— Start SUPPLIED RECORDS —
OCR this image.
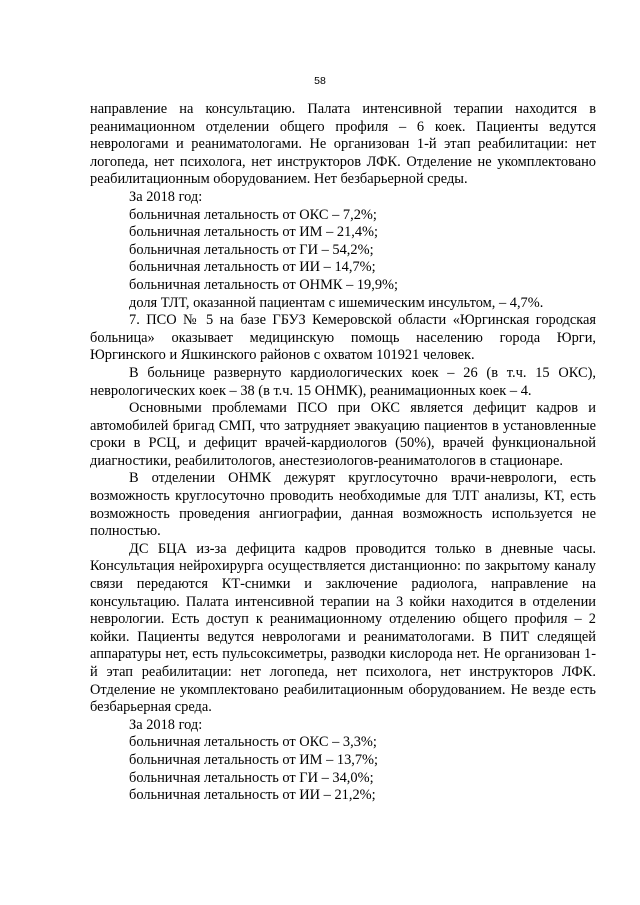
58

направление на консультацию. Палата интенсивной терапии находится в реанимационном отделении общего профиля – 6 коек. Пациенты ведутся неврологами и реаниматологами. Не организован 1-й этап реабилитации: нет логопеда, нет психолога, нет инструкторов ЛФК. Отделение не укомплектовано реабилитационным оборудованием. Нет безбарьерной среды.

За 2018 год:

больничная летальность от ОКС – 7,2%;

больничная летальность от ИМ – 21,4%;

больничная летальность от ГИ – 54,2%;

больничная летальность от ИИ – 14,7%;

больничная летальность от ОНМК – 19,9%;

доля ТЛТ, оказанной пациентам с ишемическим инсультом, – 4,7%.

7. ПСО № 5 на базе ГБУЗ Кемеровской области «Юргинская городская больница» оказывает медицинскую помощь населению города Юрги, Юргинского и Яшкинского районов с охватом 101921 человек.

В больнице развернуто кардиологических коек – 26 (в т.ч. 15 ОКС), неврологических коек – 38 (в т.ч. 15 ОНМК), реанимационных коек – 4.

Основными проблемами ПСО при ОКС является дефицит кадров и автомобилей бригад СМП, что затрудняет эвакуацию пациентов в установленные сроки в РСЦ, и дефицит врачей-кардиологов (50%), врачей функциональной диагностики, реабилитологов, анестезиологов-реаниматологов в стационаре.

В отделении ОНМК дежурят круглосуточно врачи-неврологи, есть возможность круглосуточно проводить необходимые для ТЛТ анализы, КТ, есть возможность проведения ангиографии, данная возможность используется не полностью.

ДС БЦА из-за дефицита кадров проводится только в дневные часы. Консультация нейрохирурга осуществляется дистанционно: по закрытому каналу связи передаются КТ-снимки и заключение радиолога, направление на консультацию. Палата интенсивной терапии на 3 койки находится в отделении неврологии. Есть доступ к реанимационному отделению общего профиля – 2 койки. Пациенты ведутся неврологами и реаниматологами. В ПИТ следящей аппаратуры нет, есть пульсоксиметры, разводки кислорода нет. Не организован 1-й этап реабилитации: нет логопеда, нет психолога, нет инструкторов ЛФК. Отделение не укомплектовано реабилитационным оборудованием. Не везде есть безбарьерная среда.

За 2018 год:

больничная летальность от ОКС – 3,3%;

больничная летальность от ИМ – 13,7%;

больничная летальность от ГИ – 34,0%;

больничная летальность от ИИ – 21,2%;
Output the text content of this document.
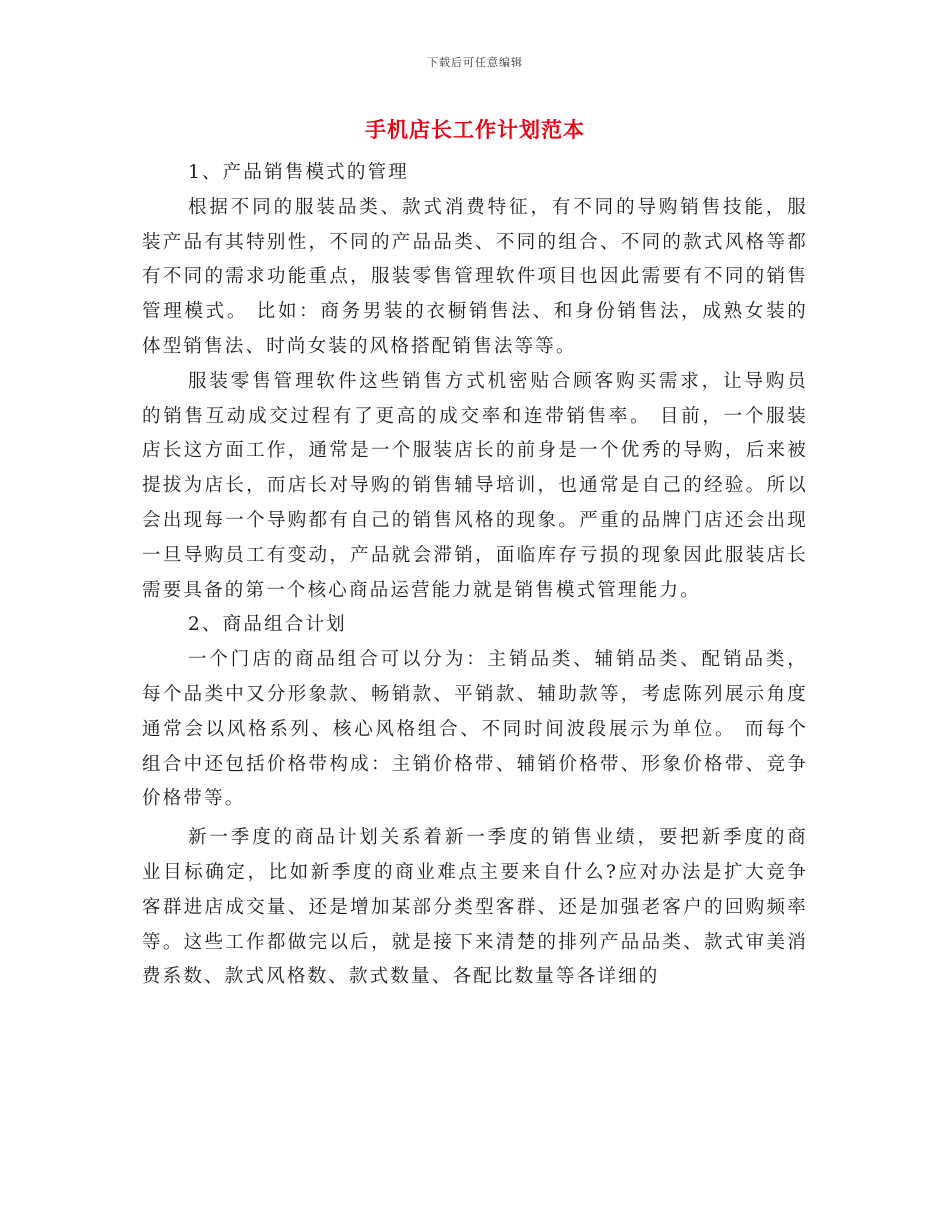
下载后可任意编辑
手机店长工作计划范本

1、产品销售模式的管理

根据不同的服装品类、款式消费特征，有不同的导购销售技能，服装产品有其特别性，不同的产品品类、不同的组合、不同的款式风格等都有不同的需求功能重点，服装零售管理软件项目也因此需要有不同的销售管理模式。 比如：商务男装的衣橱销售法、和身份销售法，成熟女装的体型销售法、时尚女装的风格搭配销售法等等。

服装零售管理软件这些销售方式机密贴合顾客购买需求，让导购员的销售互动成交过程有了更高的成交率和连带销售率。 目前，一个服装店长这方面工作，通常是一个服装店长的前身是一个优秀的导购，后来被提拔为店长，而店长对导购的销售辅导培训，也通常是自己的经验。所以会出现每一个导购都有自己的销售风格的现象。严重的品牌门店还会出现一旦导购员工有变动，产品就会滞销，面临库存亏损的现象因此服装店长需要具备的第一个核心商品运营能力就是销售模式管理能力。

2、商品组合计划

一个门店的商品组合可以分为：主销品类、辅销品类、配销品类，每个品类中又分形象款、畅销款、平销款、辅助款等，考虑陈列展示角度通常会以风格系列、核心风格组合、不同时间波段展示为单位。 而每个组合中还包括价格带构成：主销价格带、辅销价格带、形象价格带、竞争价格带等。

新一季度的商品计划关系着新一季度的销售业绩，要把新季度的商业目标确定，比如新季度的商业难点主要来自什么?应对办法是扩大竞争客群进店成交量、还是增加某部分类型客群、还是加强老客户的回购频率等。这些工作都做完以后，就是接下来清楚的排列产品品类、款式审美消费系数、款式风格数、款式数量、各配比数量等各详细的
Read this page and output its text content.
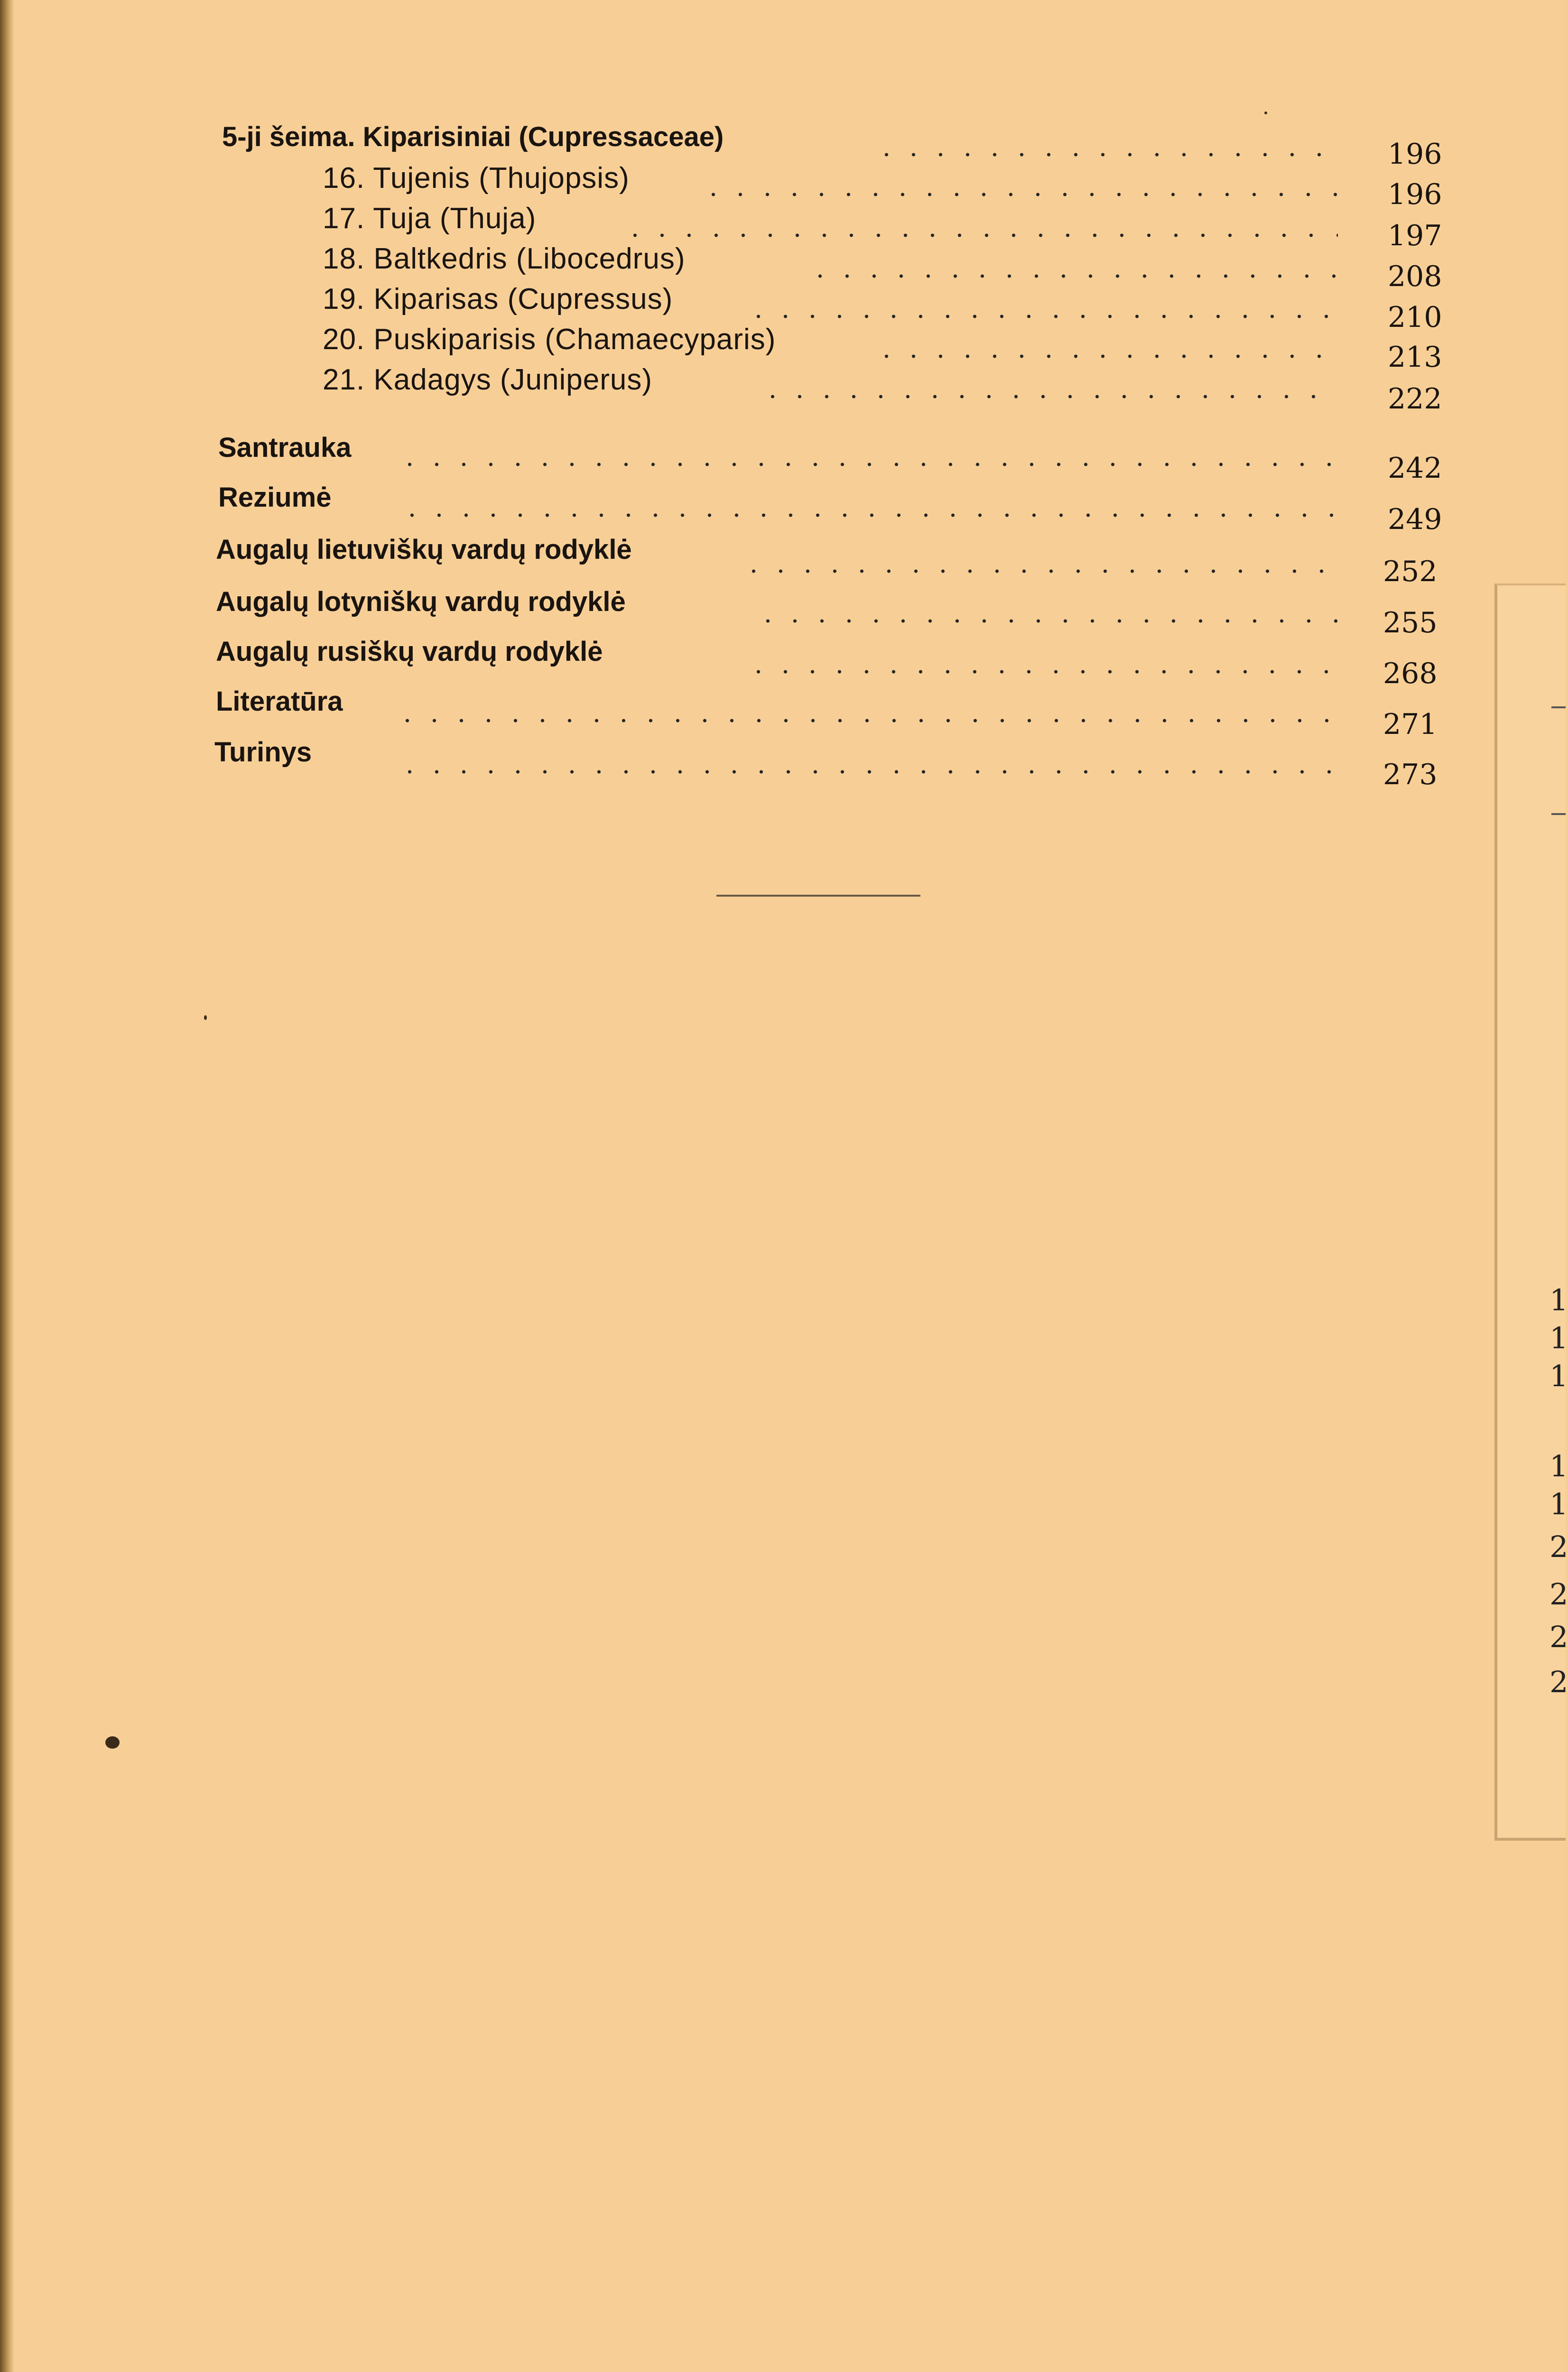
1
1
1
1
1
2
2
2
2
5-ji šeima. Kiparisiniai (Cupressaceae)
196
16. Tujenis (Thujopsis)	196
17. Tuja (Thuja)
197
18. Baltkedris (Libocedrus)
208
19. Kiparisas (Cupressus)
210
20. Puskiparisis (Chamaecyparis)
213
21. Kadagys (Juniperus)
222
Santrauka
242
Reziumė
249
Augalų lietuviškų vardų rodyklė
252
Augalų lotyniškų vardų rodyklė
255
Augalų rusiškų vardų rodyklė
268
Literatūra
271
Turinys
273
— End SUPPLIED RECORDS —
→ GIVEN TASK
Reproduce precisely the lines of the listing above, from the line containing "Read this page and output its text content." to the last line, both ends included. Pictures are to be omitted.

→ RESPONSE FOR THIS EXERCISE
Read this page and output its text content.
1
1
1
1
1
2
2
2
2
5-ji šeima. Kiparisiniai (Cupressaceae)
196
16. Tujenis (Thujopsis)	196
17. Tuja (Thuja)
197
18. Baltkedris (Libocedrus)
208
19. Kiparisas (Cupressus)
210
20. Puskiparisis (Chamaecyparis)
213
21. Kadagys (Juniperus)
222
Santrauka
242
Reziumė
249
Augalų lietuviškų vardų rodyklė
252
Augalų lotyniškų vardų rodyklė
255
Augalų rusiškų vardų rodyklė
268
Literatūra
271
Turinys
273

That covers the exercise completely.